> **Material provided**
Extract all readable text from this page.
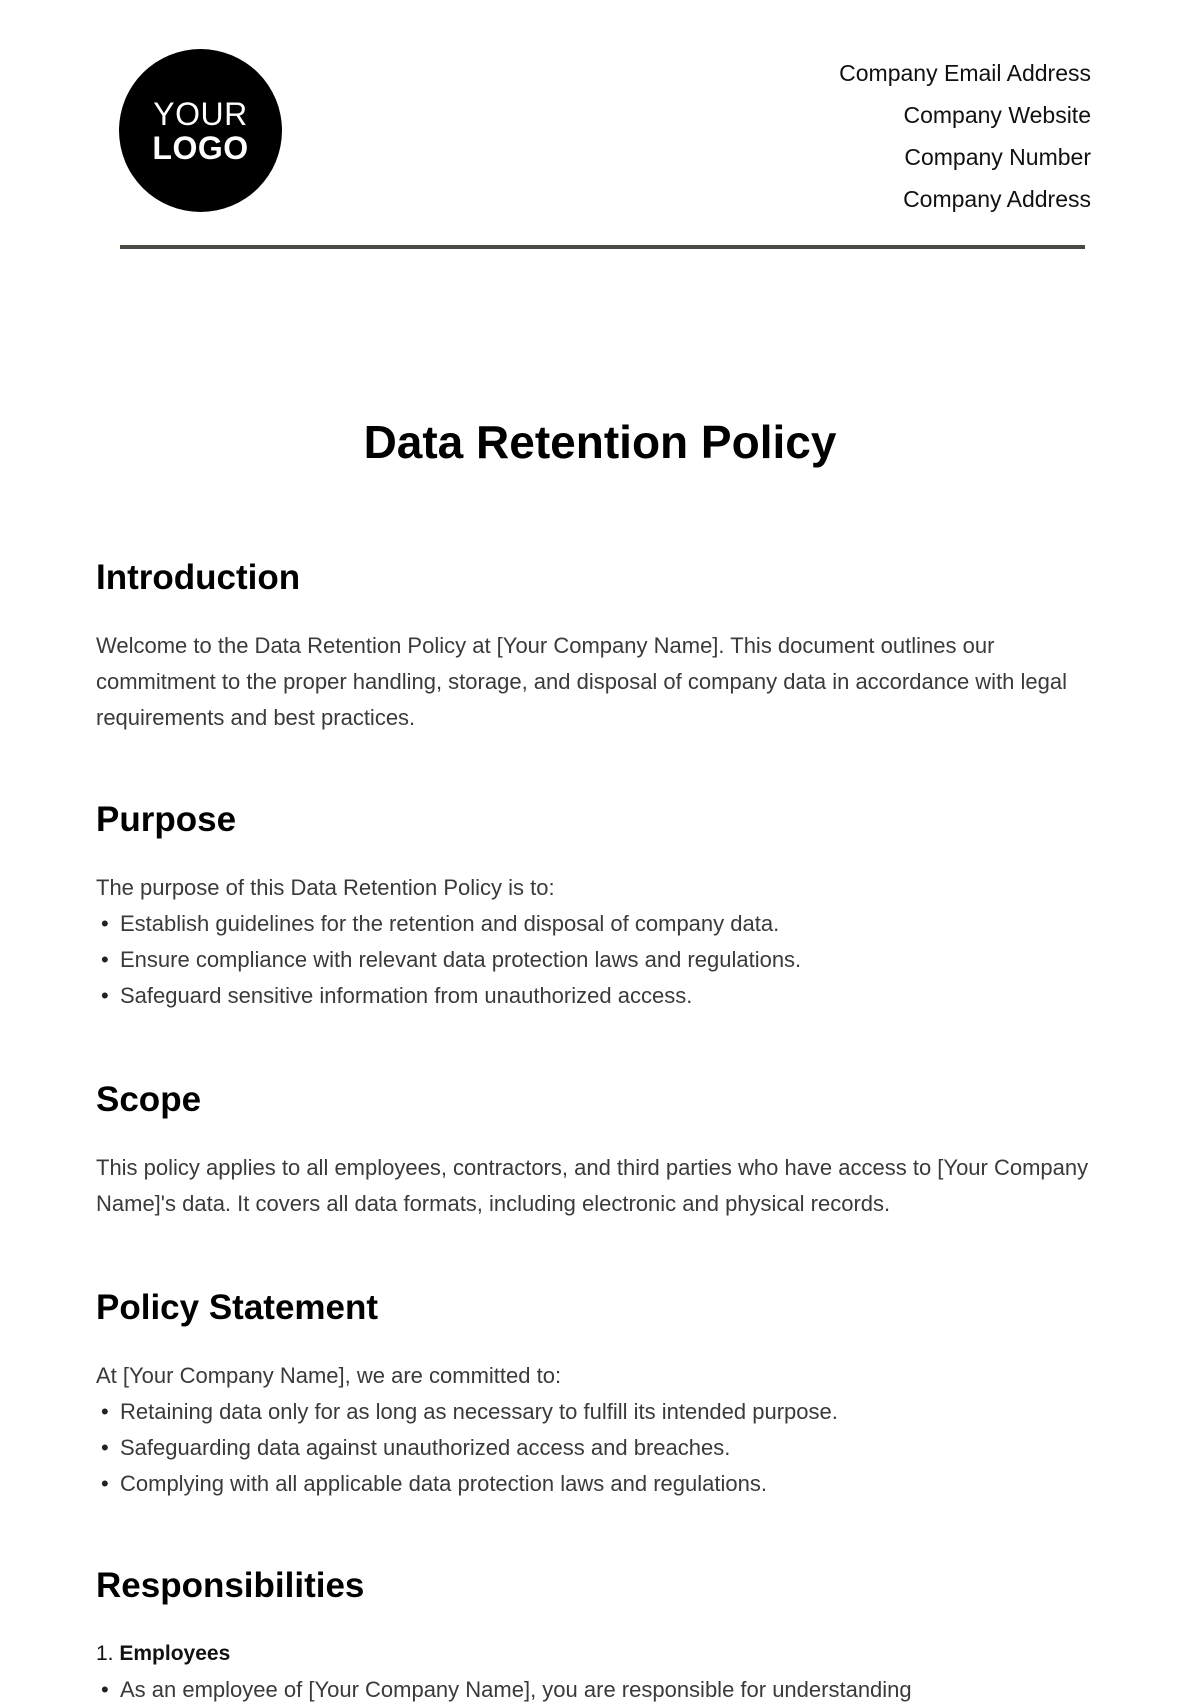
YOUR
LOGO
Company Email Address
Company Website
Company Number
Company Address
Data Retention Policy
Introduction

Welcome to the Data Retention Policy at [Your Company Name]. This document outlines our commitment to the proper handling, storage, and disposal of company data in accordance with legal requirements and best practices.

Purpose

The purpose of this Data Retention Policy is to:

• Establish guidelines for the retention and disposal of company data.
• Ensure compliance with relevant data protection laws and regulations.
• Safeguard sensitive information from unauthorized access.
Scope

This policy applies to all employees, contractors, and third parties who have access to [Your Company Name]'s data. It covers all data formats, including electronic and physical records.

Policy Statement

At [Your Company Name], we are committed to:

• Retaining data only for as long as necessary to fulfill its intended purpose.
• Safeguarding data against unauthorized access and breaches.
• Complying with all applicable data protection laws and regulations.
Responsibilities
1. Employees
• As an employee of [Your Company Name], you are responsible for understanding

> **Goal**
What is the number of lines in the data that hold the string "protection"? Answer with the number only.

> **Output for this task**
2